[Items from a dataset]
# # # # #

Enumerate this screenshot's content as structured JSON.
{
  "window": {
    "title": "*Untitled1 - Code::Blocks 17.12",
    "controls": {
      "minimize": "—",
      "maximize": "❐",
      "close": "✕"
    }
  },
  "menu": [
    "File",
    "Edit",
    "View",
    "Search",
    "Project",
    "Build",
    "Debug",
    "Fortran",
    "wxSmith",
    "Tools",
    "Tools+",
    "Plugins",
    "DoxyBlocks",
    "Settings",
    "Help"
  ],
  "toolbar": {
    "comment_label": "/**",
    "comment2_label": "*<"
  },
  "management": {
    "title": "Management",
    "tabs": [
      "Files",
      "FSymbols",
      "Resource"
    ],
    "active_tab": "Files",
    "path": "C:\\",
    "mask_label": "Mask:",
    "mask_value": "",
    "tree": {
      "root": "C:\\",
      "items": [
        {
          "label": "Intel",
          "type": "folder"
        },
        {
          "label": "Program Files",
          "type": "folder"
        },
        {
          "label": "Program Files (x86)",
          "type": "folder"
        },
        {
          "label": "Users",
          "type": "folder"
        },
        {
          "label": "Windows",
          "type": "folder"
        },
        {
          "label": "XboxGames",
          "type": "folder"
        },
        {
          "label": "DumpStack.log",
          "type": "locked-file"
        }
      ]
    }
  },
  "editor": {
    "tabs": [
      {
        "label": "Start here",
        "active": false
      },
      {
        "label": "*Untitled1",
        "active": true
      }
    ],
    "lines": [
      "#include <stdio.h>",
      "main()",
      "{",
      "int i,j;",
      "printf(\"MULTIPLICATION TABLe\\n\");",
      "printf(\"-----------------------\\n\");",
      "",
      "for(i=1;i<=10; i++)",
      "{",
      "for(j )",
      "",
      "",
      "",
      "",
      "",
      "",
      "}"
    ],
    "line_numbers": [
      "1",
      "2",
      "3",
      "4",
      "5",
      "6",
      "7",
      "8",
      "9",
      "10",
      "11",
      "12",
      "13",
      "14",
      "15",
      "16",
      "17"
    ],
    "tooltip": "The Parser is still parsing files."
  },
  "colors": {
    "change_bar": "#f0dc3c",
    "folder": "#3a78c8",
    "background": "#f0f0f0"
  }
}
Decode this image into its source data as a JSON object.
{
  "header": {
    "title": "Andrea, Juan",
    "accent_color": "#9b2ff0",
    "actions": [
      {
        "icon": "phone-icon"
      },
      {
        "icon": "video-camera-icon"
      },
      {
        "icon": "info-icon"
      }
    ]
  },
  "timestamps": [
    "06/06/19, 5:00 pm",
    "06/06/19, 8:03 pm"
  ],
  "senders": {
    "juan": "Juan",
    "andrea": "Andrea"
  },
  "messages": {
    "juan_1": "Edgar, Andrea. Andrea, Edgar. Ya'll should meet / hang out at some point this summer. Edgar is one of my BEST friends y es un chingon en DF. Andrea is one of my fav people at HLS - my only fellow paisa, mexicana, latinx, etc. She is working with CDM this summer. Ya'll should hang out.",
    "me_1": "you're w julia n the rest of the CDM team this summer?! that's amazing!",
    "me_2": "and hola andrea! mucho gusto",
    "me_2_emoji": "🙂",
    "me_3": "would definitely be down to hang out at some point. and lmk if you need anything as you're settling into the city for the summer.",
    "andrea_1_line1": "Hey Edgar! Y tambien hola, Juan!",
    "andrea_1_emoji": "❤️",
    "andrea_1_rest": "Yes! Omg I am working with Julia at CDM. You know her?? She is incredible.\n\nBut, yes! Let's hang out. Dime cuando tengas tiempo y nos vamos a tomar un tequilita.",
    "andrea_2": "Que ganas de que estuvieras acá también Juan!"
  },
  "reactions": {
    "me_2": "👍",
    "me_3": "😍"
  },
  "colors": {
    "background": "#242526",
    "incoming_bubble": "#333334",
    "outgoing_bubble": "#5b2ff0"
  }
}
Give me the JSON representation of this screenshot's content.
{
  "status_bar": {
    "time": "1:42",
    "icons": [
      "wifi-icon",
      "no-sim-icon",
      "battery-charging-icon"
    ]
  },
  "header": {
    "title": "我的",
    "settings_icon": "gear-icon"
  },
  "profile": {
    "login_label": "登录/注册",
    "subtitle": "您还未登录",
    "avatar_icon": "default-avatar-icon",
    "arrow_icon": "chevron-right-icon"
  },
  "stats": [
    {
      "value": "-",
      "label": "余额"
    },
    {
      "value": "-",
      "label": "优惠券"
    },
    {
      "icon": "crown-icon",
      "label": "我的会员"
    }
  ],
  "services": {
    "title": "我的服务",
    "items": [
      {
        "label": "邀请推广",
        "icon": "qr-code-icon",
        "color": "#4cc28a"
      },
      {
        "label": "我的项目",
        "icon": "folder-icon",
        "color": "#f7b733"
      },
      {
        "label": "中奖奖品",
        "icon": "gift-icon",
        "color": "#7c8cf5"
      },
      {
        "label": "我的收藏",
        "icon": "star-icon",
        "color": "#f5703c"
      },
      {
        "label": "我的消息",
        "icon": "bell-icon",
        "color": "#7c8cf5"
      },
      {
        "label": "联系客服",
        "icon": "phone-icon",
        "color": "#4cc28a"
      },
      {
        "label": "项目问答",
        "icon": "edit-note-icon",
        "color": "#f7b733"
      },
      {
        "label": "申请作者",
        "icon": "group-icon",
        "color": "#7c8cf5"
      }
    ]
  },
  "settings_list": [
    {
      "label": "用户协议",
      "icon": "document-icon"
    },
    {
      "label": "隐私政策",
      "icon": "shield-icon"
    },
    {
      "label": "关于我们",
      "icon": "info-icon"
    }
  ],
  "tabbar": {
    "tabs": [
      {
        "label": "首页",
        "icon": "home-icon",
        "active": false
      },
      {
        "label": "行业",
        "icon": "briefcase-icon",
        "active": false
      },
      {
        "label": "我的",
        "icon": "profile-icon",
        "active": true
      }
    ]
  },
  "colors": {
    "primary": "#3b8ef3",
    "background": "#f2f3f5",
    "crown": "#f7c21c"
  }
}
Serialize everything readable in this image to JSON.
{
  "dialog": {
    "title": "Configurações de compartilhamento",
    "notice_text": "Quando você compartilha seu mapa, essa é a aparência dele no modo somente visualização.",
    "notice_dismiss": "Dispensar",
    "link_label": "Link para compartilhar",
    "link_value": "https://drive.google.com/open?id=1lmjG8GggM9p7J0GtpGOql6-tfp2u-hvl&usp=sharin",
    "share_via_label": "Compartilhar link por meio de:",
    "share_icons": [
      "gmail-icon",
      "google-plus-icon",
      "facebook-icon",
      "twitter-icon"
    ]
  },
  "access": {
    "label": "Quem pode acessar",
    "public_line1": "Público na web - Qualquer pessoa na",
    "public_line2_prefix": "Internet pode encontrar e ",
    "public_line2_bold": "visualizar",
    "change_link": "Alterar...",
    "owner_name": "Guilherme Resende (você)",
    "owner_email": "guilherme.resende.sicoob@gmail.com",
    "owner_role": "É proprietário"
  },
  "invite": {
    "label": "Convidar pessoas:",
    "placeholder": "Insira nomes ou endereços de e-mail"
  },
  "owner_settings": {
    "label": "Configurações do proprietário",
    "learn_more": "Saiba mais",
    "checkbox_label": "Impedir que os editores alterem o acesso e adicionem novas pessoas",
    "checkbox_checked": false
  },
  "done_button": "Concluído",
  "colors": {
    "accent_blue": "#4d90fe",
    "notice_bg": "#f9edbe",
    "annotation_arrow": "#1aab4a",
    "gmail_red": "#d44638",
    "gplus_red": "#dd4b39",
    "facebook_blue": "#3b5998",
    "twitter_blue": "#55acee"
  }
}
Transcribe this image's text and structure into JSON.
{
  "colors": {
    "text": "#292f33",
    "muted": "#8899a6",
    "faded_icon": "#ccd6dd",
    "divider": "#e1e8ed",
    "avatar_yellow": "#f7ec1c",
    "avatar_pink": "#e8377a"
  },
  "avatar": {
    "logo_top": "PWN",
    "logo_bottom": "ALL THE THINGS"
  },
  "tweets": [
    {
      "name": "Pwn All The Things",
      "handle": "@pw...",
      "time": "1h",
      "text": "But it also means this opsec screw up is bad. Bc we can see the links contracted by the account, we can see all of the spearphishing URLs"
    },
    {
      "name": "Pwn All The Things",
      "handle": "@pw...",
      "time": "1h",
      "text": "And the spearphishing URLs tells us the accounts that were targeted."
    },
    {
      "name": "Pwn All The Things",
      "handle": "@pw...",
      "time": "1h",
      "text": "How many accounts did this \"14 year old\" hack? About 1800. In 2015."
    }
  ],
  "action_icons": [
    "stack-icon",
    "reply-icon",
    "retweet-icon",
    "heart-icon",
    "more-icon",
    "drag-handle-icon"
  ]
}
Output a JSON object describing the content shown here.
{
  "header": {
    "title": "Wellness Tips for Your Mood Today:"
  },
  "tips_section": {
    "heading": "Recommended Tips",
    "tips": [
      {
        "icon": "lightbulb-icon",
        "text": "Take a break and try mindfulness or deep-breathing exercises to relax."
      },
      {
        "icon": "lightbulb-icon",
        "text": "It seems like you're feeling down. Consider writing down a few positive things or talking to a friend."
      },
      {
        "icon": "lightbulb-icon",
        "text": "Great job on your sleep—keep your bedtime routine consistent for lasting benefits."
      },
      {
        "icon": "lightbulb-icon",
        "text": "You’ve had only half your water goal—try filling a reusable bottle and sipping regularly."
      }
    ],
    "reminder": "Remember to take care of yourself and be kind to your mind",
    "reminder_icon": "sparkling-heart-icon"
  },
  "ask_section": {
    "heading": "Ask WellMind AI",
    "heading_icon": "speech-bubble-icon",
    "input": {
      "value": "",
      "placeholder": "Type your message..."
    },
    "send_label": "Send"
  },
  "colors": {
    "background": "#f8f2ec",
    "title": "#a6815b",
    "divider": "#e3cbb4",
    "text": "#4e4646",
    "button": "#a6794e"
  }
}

# # # # #

REQUIREMENT:
Point out every line holding the string "accounts" and copy it.

EXERCISE RESPONSE:
      "text": "And the spearphishing URLs tells us the accounts that were targeted."
      "text": "How many accounts did this \"14 year old\" hack? About 1800. In 2015."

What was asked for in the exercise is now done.